• **Requirement**: Copy every line of the data that contains the string "value".

• **Input**:
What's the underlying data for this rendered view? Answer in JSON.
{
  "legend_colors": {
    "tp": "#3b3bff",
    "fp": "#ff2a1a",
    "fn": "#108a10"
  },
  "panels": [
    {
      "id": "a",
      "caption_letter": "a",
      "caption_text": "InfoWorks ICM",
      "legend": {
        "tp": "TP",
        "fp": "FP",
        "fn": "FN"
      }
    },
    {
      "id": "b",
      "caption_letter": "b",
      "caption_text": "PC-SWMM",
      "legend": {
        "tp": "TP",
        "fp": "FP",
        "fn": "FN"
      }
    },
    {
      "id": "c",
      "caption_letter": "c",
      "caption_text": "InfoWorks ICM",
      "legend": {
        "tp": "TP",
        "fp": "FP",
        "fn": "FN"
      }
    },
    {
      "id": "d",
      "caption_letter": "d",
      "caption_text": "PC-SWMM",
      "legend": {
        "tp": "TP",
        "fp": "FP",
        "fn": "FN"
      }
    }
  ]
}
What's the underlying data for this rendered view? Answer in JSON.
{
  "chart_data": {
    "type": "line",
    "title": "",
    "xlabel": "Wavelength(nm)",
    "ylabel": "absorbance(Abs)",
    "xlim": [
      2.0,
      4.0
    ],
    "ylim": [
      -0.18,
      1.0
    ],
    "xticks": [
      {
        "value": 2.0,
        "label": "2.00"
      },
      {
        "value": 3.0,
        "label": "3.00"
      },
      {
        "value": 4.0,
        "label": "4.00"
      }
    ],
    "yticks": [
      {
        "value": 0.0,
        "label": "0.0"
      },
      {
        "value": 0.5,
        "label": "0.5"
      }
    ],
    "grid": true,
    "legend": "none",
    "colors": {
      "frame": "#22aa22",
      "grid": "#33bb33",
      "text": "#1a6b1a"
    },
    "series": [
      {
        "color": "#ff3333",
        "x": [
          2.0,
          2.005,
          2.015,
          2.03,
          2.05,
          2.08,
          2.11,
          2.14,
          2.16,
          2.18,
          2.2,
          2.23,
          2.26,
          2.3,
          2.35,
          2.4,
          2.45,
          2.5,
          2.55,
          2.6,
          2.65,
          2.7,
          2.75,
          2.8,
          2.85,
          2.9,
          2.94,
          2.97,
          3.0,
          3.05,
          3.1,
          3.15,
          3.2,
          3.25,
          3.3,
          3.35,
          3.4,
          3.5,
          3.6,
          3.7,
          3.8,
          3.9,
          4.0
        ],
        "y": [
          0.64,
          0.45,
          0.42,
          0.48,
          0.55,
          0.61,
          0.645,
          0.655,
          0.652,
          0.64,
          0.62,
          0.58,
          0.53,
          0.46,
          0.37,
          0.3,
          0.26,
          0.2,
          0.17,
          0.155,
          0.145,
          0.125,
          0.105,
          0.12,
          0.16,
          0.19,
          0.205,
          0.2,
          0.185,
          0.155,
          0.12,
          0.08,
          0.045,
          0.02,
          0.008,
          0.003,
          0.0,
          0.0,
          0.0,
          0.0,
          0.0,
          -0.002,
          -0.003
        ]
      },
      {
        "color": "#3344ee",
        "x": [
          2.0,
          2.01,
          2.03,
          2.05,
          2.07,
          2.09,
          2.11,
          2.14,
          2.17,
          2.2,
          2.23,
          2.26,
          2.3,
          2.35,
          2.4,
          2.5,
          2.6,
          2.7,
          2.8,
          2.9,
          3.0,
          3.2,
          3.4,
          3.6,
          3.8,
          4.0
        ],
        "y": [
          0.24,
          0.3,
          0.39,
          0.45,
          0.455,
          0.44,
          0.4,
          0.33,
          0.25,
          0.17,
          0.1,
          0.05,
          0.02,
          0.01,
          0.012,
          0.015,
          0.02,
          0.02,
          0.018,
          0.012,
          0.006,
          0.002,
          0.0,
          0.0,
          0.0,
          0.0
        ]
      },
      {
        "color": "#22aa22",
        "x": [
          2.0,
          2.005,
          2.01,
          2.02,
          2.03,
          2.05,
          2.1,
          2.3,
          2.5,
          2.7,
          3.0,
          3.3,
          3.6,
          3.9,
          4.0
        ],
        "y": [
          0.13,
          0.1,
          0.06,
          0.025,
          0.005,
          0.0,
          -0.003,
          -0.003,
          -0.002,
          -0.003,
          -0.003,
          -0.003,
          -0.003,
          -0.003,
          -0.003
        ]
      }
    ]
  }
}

• **Response**:
        "value": 2.0,
        "value": 3.0,
        "value": 4.0,
        "value": 0.0,
        "value": 0.5,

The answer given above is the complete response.